>> begin SUPPLIED ENTRIES

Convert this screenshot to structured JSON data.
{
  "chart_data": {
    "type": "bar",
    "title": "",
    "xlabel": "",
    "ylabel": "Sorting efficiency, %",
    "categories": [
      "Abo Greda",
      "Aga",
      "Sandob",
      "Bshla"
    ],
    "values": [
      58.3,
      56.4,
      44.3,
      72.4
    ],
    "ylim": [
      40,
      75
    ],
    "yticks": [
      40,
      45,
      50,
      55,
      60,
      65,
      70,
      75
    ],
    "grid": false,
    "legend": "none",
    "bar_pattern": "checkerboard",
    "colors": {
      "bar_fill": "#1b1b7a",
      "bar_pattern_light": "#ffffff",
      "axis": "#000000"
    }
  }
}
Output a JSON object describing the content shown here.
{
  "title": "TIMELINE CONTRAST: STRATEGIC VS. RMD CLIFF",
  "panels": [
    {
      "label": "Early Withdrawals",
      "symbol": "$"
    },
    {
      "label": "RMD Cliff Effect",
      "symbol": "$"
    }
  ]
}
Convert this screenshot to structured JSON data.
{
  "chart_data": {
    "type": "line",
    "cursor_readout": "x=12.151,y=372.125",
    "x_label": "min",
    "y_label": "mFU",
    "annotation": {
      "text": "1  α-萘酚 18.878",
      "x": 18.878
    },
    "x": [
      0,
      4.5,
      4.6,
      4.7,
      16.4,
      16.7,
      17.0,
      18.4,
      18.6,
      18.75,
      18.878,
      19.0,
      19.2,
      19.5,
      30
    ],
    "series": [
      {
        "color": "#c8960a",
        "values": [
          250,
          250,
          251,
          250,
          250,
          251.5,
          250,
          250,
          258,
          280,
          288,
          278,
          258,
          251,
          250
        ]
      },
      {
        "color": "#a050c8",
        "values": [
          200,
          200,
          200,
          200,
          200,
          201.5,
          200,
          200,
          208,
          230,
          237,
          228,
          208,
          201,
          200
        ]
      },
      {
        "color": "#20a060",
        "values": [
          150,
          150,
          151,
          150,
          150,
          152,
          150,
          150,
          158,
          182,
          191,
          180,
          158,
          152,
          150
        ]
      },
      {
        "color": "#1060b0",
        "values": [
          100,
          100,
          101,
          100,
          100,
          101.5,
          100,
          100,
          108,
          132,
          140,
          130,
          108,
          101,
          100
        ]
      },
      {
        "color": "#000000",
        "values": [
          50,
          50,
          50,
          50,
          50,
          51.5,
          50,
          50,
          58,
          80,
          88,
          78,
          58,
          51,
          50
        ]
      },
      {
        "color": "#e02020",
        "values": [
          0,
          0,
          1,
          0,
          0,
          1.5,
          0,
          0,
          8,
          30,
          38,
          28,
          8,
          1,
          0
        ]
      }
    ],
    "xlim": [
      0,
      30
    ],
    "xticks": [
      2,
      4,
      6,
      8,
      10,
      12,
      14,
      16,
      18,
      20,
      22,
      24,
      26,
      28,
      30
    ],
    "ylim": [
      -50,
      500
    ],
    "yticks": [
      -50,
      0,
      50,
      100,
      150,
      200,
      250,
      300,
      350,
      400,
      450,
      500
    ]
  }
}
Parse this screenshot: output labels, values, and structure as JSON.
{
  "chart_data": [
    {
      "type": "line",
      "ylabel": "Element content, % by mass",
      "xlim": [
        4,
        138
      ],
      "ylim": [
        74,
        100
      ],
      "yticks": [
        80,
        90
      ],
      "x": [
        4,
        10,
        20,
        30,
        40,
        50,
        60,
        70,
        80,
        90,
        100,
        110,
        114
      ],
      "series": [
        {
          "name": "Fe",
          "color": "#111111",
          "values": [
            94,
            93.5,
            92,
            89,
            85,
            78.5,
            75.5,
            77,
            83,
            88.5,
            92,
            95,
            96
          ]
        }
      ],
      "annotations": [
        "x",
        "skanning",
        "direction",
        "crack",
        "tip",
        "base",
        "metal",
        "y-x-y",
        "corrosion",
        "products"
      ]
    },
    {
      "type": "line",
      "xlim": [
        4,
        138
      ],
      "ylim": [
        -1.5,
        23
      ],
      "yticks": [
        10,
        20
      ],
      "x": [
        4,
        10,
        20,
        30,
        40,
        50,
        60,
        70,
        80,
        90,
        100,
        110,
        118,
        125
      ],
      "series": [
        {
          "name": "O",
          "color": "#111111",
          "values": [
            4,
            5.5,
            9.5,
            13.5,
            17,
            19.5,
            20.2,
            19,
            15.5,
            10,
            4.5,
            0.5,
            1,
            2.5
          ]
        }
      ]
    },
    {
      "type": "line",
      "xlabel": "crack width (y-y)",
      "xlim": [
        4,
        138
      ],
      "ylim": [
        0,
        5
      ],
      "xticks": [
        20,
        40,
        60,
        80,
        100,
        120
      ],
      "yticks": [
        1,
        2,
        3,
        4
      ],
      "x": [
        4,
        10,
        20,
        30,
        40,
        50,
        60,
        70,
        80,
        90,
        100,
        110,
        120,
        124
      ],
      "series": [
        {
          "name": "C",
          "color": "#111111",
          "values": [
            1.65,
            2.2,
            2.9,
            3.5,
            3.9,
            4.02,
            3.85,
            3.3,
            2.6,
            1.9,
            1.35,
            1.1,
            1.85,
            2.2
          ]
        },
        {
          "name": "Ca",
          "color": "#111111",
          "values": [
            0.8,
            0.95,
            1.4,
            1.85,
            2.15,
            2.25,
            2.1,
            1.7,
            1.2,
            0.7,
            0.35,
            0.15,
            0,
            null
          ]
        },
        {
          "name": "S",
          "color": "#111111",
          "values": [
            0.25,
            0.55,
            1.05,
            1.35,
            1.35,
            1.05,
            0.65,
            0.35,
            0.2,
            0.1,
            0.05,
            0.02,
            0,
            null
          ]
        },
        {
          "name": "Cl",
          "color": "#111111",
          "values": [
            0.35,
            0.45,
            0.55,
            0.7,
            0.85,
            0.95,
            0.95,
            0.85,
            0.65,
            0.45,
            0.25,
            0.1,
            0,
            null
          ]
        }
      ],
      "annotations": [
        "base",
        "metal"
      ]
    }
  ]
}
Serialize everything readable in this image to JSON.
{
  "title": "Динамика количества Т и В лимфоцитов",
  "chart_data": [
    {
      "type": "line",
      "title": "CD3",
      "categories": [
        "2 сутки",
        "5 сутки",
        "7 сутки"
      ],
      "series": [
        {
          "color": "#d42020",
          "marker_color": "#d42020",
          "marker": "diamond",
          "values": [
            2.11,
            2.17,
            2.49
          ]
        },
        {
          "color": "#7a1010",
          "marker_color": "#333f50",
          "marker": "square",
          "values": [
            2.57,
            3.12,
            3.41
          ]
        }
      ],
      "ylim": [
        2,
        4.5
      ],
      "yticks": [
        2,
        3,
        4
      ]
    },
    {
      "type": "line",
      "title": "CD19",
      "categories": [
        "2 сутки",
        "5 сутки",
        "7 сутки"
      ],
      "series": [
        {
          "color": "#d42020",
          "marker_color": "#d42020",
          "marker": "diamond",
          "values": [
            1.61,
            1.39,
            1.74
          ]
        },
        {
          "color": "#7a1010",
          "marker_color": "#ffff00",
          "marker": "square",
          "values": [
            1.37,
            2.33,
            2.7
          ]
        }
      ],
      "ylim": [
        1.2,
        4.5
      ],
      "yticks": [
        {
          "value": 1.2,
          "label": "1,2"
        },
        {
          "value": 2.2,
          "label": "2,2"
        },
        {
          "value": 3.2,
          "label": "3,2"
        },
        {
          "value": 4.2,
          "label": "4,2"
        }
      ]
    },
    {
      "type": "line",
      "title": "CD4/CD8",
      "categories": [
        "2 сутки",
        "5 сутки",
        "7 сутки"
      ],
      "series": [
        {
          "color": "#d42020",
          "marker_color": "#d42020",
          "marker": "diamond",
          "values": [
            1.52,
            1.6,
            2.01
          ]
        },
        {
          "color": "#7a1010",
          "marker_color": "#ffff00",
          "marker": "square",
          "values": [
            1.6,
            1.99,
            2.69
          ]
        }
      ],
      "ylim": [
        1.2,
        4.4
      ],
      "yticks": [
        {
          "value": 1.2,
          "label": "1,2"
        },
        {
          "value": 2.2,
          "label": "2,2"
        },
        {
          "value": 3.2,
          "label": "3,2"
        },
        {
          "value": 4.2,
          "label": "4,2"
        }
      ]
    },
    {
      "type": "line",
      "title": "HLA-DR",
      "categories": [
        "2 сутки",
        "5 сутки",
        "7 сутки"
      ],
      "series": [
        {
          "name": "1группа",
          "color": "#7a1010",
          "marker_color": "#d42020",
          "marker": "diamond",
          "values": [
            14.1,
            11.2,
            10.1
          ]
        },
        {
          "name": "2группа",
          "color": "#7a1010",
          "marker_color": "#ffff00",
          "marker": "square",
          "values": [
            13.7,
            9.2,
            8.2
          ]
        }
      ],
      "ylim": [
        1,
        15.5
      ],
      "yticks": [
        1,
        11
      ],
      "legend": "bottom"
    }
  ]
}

>> end SUPPLIED ENTRIES

■ REQUIRED WORK:
List each line in the listing that contains the string "ylabel".

■ SOLUTION TO THIS PROBLEM:
    "ylabel": "Sorting efficiency, %",
      "ylabel": "Element content, % by mass",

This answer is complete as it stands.